Make an exact copy of the entries, and keep any pictures out of it.

::: Data for processing :::

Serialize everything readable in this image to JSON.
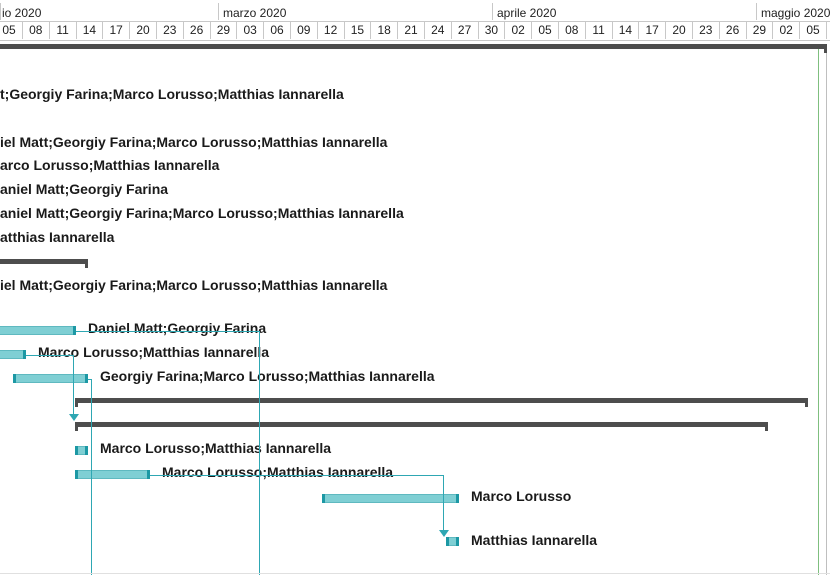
{
  "timescale": {
    "months": [
      "io 2020",
      "marzo 2020",
      "aprile 2020",
      "maggio 2020"
    ],
    "days": [
      "05",
      "08",
      "11",
      "14",
      "17",
      "20",
      "23",
      "26",
      "29",
      "03",
      "06",
      "09",
      "12",
      "15",
      "18",
      "21",
      "24",
      "27",
      "30",
      "02",
      "05",
      "08",
      "11",
      "14",
      "17",
      "20",
      "23",
      "26",
      "29",
      "02",
      "05",
      "0"
    ]
  },
  "rows": [
    {
      "label": "t;Georgiy Farina;Marco Lorusso;Matthias Iannarella"
    },
    {
      "label": "iel Matt;Georgiy Farina;Marco Lorusso;Matthias Iannarella"
    },
    {
      "label": "arco Lorusso;Matthias Iannarella"
    },
    {
      "label": "aniel Matt;Georgiy Farina"
    },
    {
      "label": "aniel Matt;Georgiy Farina;Marco Lorusso;Matthias Iannarella"
    },
    {
      "label": "atthias Iannarella"
    },
    {
      "label": "iel Matt;Georgiy Farina;Marco Lorusso;Matthias Iannarella"
    },
    {
      "label": "Daniel Matt;Georgiy Farina"
    },
    {
      "label": "Marco Lorusso;Matthias Iannarella"
    },
    {
      "label": "Georgiy Farina;Marco Lorusso;Matthias Iannarella"
    },
    {
      "label": "Marco Lorusso;Matthias Iannarella"
    },
    {
      "label": "Marco Lorusso;Matthias Iannarella"
    },
    {
      "label": "Marco Lorusso"
    },
    {
      "label": "Matthias Iannarella"
    }
  ]
}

:::

Response to this exercise
Serialize everything readable in this image to JSON.
{
  "timescale": {
    "months": [
      "io 2020",
      "marzo 2020",
      "aprile 2020",
      "maggio 2020"
    ],
    "days": [
      "05",
      "08",
      "11",
      "14",
      "17",
      "20",
      "23",
      "26",
      "29",
      "03",
      "06",
      "09",
      "12",
      "15",
      "18",
      "21",
      "24",
      "27",
      "30",
      "02",
      "05",
      "08",
      "11",
      "14",
      "17",
      "20",
      "23",
      "26",
      "29",
      "02",
      "05",
      "0"
    ]
  },
  "rows": [
    {
      "label": "t;Georgiy Farina;Marco Lorusso;Matthias Iannarella"
    },
    {
      "label": "iel Matt;Georgiy Farina;Marco Lorusso;Matthias Iannarella"
    },
    {
      "label": "arco Lorusso;Matthias Iannarella"
    },
    {
      "label": "aniel Matt;Georgiy Farina"
    },
    {
      "label": "aniel Matt;Georgiy Farina;Marco Lorusso;Matthias Iannarella"
    },
    {
      "label": "atthias Iannarella"
    },
    {
      "label": "iel Matt;Georgiy Farina;Marco Lorusso;Matthias Iannarella"
    },
    {
      "label": "Daniel Matt;Georgiy Farina"
    },
    {
      "label": "Marco Lorusso;Matthias Iannarella"
    },
    {
      "label": "Georgiy Farina;Marco Lorusso;Matthias Iannarella"
    },
    {
      "label": "Marco Lorusso;Matthias Iannarella"
    },
    {
      "label": "Marco Lorusso;Matthias Iannarella"
    },
    {
      "label": "Marco Lorusso"
    },
    {
      "label": "Matthias Iannarella"
    }
  ]
}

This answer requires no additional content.